* EXERCISE *
Pictures do not belong in the copy. Return all of the entries exactly.

* DATASET CONTENT *
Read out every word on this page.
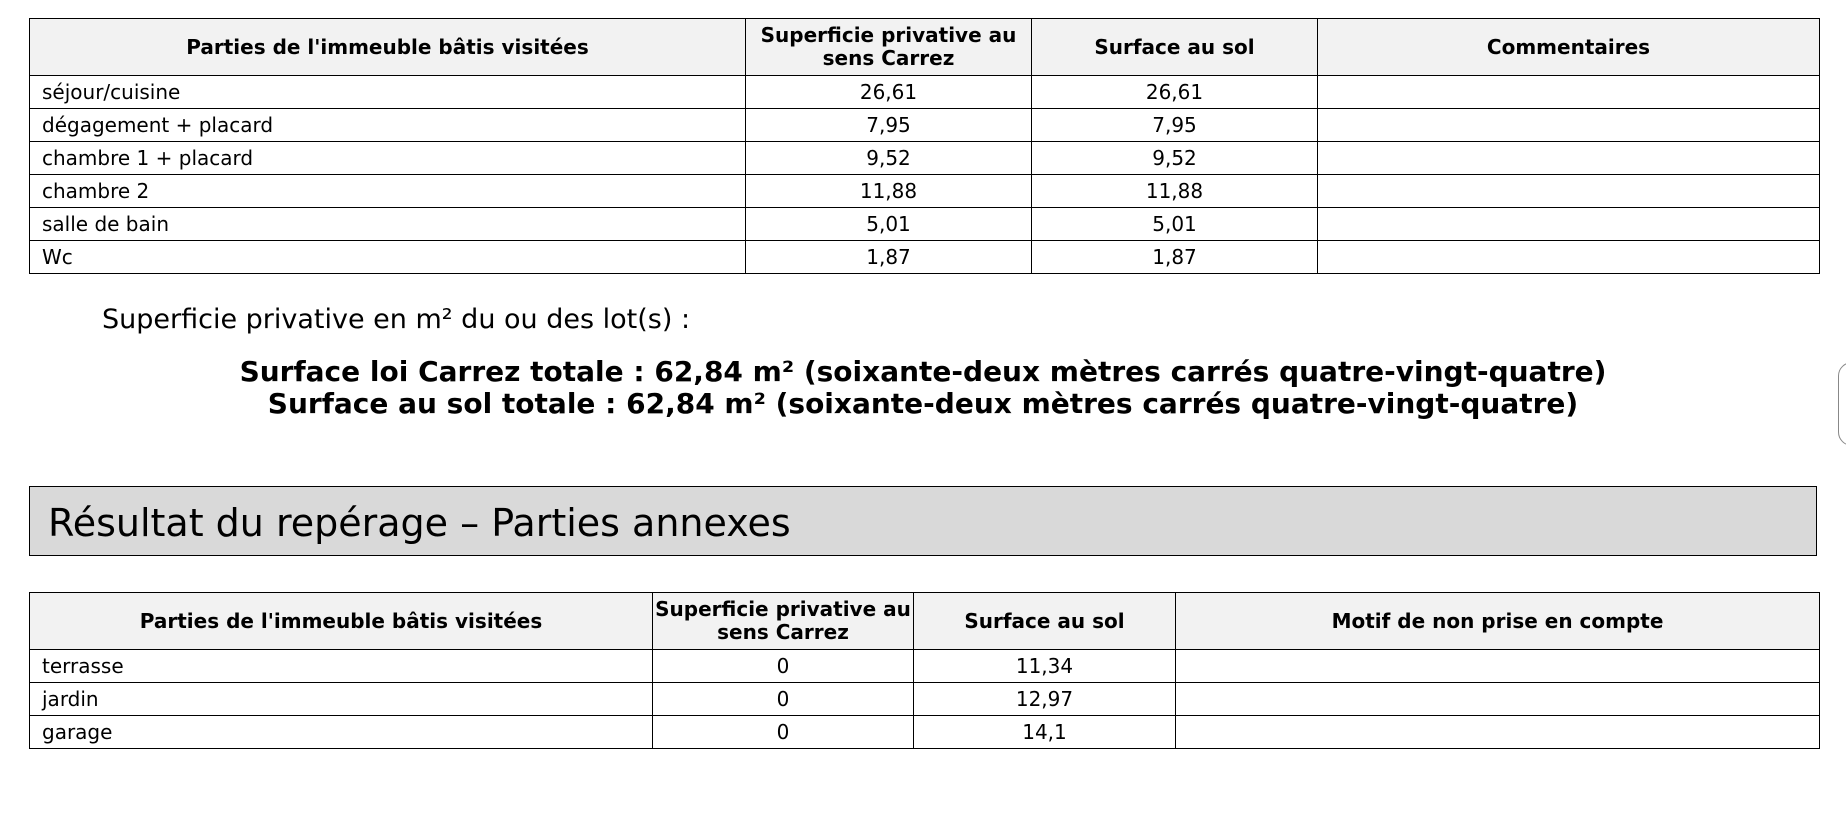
Parties de l'immeuble bâtis visitées	Superficie privative au sens Carrez	Surface au sol	Commentaires
séjour/cuisine	26,61	26,61	
dégagement + placard	7,95	7,95	
chambre 1 + placard	9,52	9,52	
chambre 2	11,88	11,88	
salle de bain	5,01	5,01	
Wc	1,87	1,87	
Superficie privative en m² du ou des lot(s) :
Surface loi Carrez totale : 62,84 m² (soixante-deux mètres carrés quatre-vingt-quatre)
Surface au sol totale : 62,84 m² (soixante-deux mètres carrés quatre-vingt-quatre)
Résultat du repérage – Parties annexes
Parties de l'immeuble bâtis visitées	Superficie privative au sens Carrez	Surface au sol	Motif de non prise en compte
terrasse	0	11,34	
jardin	0	12,97	
garage	0	14,1	
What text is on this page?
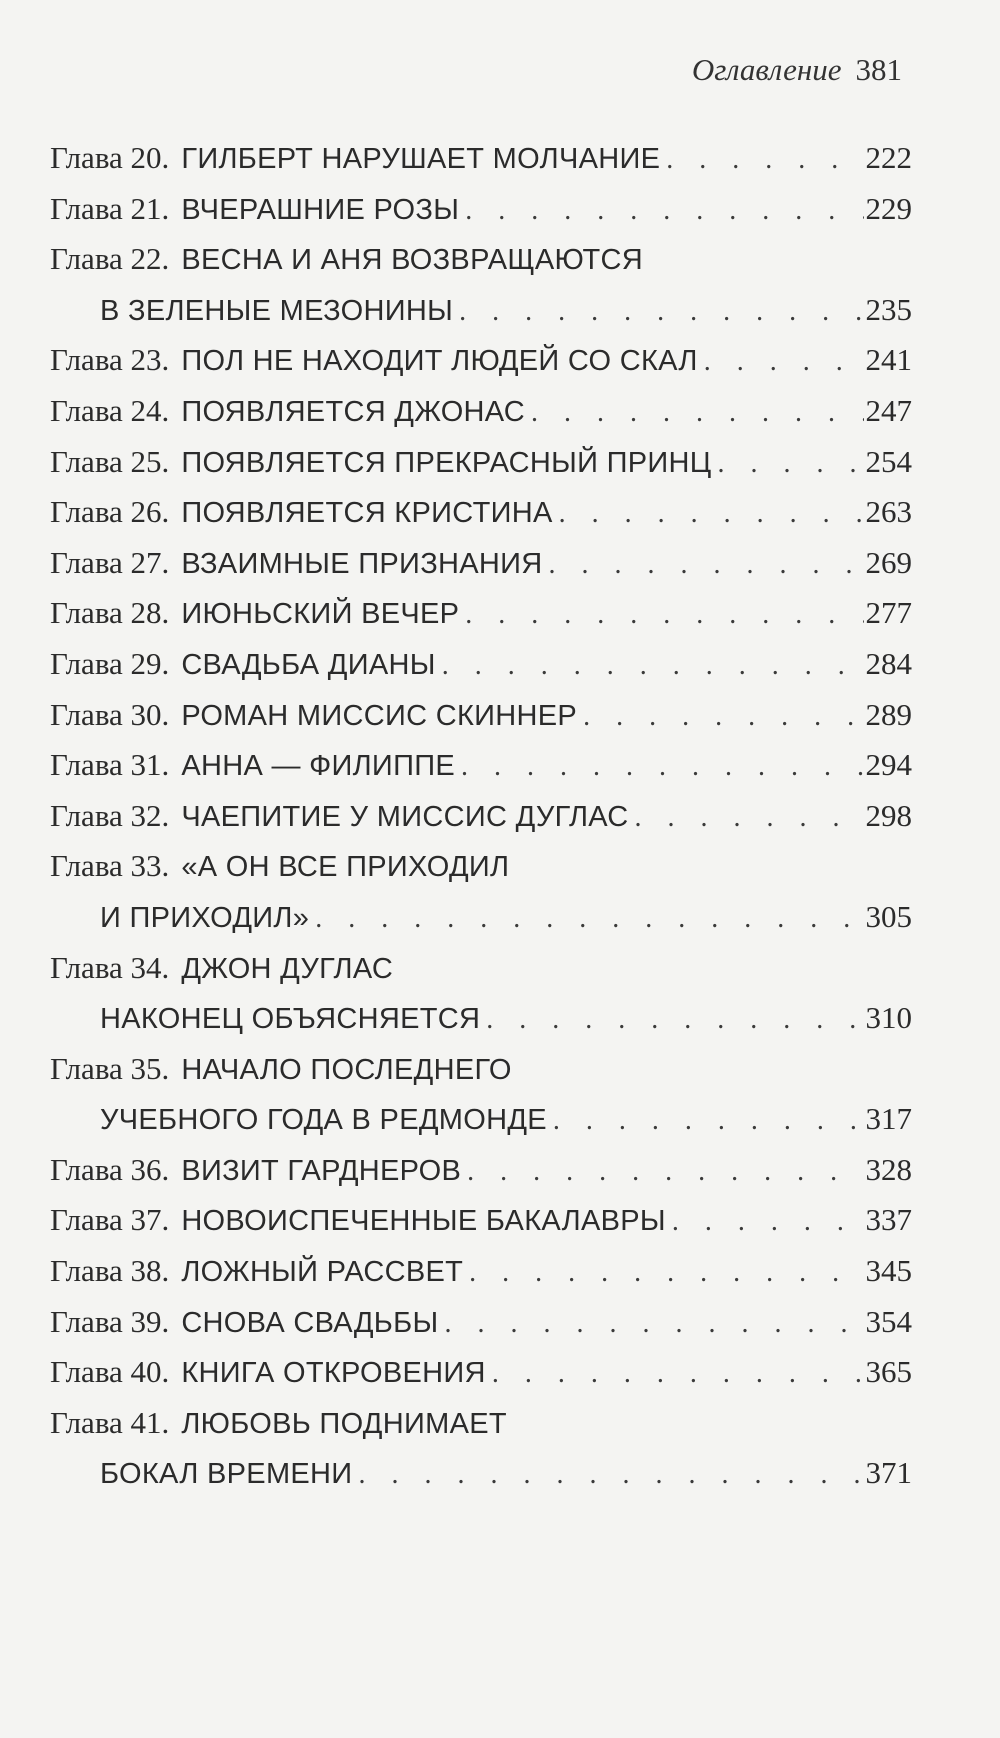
Оглавление 381
Глава 20. ГИЛБЕРТ НАРУШАЕТ МОЛЧАНИЕ . . .	222
Глава 21. ВЧЕРАШНИЕ РОЗЫ . . .	229
Глава 22. ВЕСНА И АНЯ ВОЗВРАЩАЮТСЯ
В ЗЕЛЕНЫЕ МЕЗОНИНЫ . . .	235
Глава 23. ПОЛ НЕ НАХОДИТ ЛЮДЕЙ СО СКАЛ . . .	241
Глава 24. ПОЯВЛЯЕТСЯ ДЖОНАС . . .	247
Глава 25. ПОЯВЛЯЕТСЯ ПРЕКРАСНЫЙ ПРИНЦ . . .	254
Глава 26. ПОЯВЛЯЕТСЯ КРИСТИНА . . .	263
Глава 27. ВЗАИМНЫЕ ПРИЗНАНИЯ . . .	269
Глава 28. ИЮНЬСКИЙ ВЕЧЕР . . .	277
Глава 29. СВАДЬБА ДИАНЫ . . .	284
Глава 30. РОМАН МИССИС СКИННЕР . . .	289
Глава 31. АННА — ФИЛИППЕ . . .	294
Глава 32. ЧАЕПИТИЕ У МИССИС ДУГЛАС . . .	298
Глава 33. «А ОН ВСЕ ПРИХОДИЛ
И ПРИХОДИЛ» . . .	305
Глава 34. ДЖОН ДУГЛАС
НАКОНЕЦ ОБЪЯСНЯЕТСЯ . . .	310
Глава 35. НАЧАЛО ПОСЛЕДНЕГО
УЧЕБНОГО ГОДА В РЕДМОНДЕ . . .	317
Глава 36. ВИЗИТ ГАРДНЕРОВ . . .	328
Глава 37. НОВОИСПЕЧЕННЫЕ БАКАЛАВРЫ . . .	337
Глава 38. ЛОЖНЫЙ РАССВЕТ . . .	345
Глава 39. СНОВА СВАДЬБЫ . . .	354
Глава 40. КНИГА ОТКРОВЕНИЯ . . .	365
Глава 41. ЛЮБОВЬ ПОДНИМАЕТ
БОКАЛ ВРЕМЕНИ . . .	371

* EXERCISE RESULT *
Read out every word on this page.
Parties de l'immeuble bâtis visitées	Superficie privative au sens Carrez	Surface au sol	Commentaires
séjour/cuisine	26,61	26,61	
dégagement + placard	7,95	7,95	
chambre 1 + placard	9,52	9,52	
chambre 2	11,88	11,88	
salle de bain	5,01	5,01	
Wc	1,87	1,87	
Superficie privative en m² du ou des lot(s) :
Surface loi Carrez totale : 62,84 m² (soixante-deux mètres carrés quatre-vingt-quatre)
Surface au sol totale : 62,84 m² (soixante-deux mètres carrés quatre-vingt-quatre)
Résultat du repérage – Parties annexes
Parties de l'immeuble bâtis visitées	Superficie privative au sens Carrez	Surface au sol	Motif de non prise en compte
terrasse	0	11,34	
jardin	0	12,97	
garage	0	14,1	
What text is on this page?
Оглавление 381
Глава 20. ГИЛБЕРТ НАРУШАЕТ МОЛЧАНИЕ . . .	222
Глава 21. ВЧЕРАШНИЕ РОЗЫ . . .	229
Глава 22. ВЕСНА И АНЯ ВОЗВРАЩАЮТСЯ
В ЗЕЛЕНЫЕ МЕЗОНИНЫ . . .	235
Глава 23. ПОЛ НЕ НАХОДИТ ЛЮДЕЙ СО СКАЛ . . .	241
Глава 24. ПОЯВЛЯЕТСЯ ДЖОНАС . . .	247
Глава 25. ПОЯВЛЯЕТСЯ ПРЕКРАСНЫЙ ПРИНЦ . . .	254
Глава 26. ПОЯВЛЯЕТСЯ КРИСТИНА . . .	263
Глава 27. ВЗАИМНЫЕ ПРИЗНАНИЯ . . .	269
Глава 28. ИЮНЬСКИЙ ВЕЧЕР . . .	277
Глава 29. СВАДЬБА ДИАНЫ . . .	284
Глава 30. РОМАН МИССИС СКИННЕР . . .	289
Глава 31. АННА — ФИЛИППЕ . . .	294
Глава 32. ЧАЕПИТИЕ У МИССИС ДУГЛАС . . .	298
Глава 33. «А ОН ВСЕ ПРИХОДИЛ
И ПРИХОДИЛ» . . .	305
Глава 34. ДЖОН ДУГЛАС
НАКОНЕЦ ОБЪЯСНЯЕТСЯ . . .	310
Глава 35. НАЧАЛО ПОСЛЕДНЕГО
УЧЕБНОГО ГОДА В РЕДМОНДЕ . . .	317
Глава 36. ВИЗИТ ГАРДНЕРОВ . . .	328
Глава 37. НОВОИСПЕЧЕННЫЕ БАКАЛАВРЫ . . .	337
Глава 38. ЛОЖНЫЙ РАССВЕТ . . .	345
Глава 39. СНОВА СВАДЬБЫ . . .	354
Глава 40. КНИГА ОТКРОВЕНИЯ . . .	365
Глава 41. ЛЮБОВЬ ПОДНИМАЕТ
БОКАЛ ВРЕМЕНИ . . .	371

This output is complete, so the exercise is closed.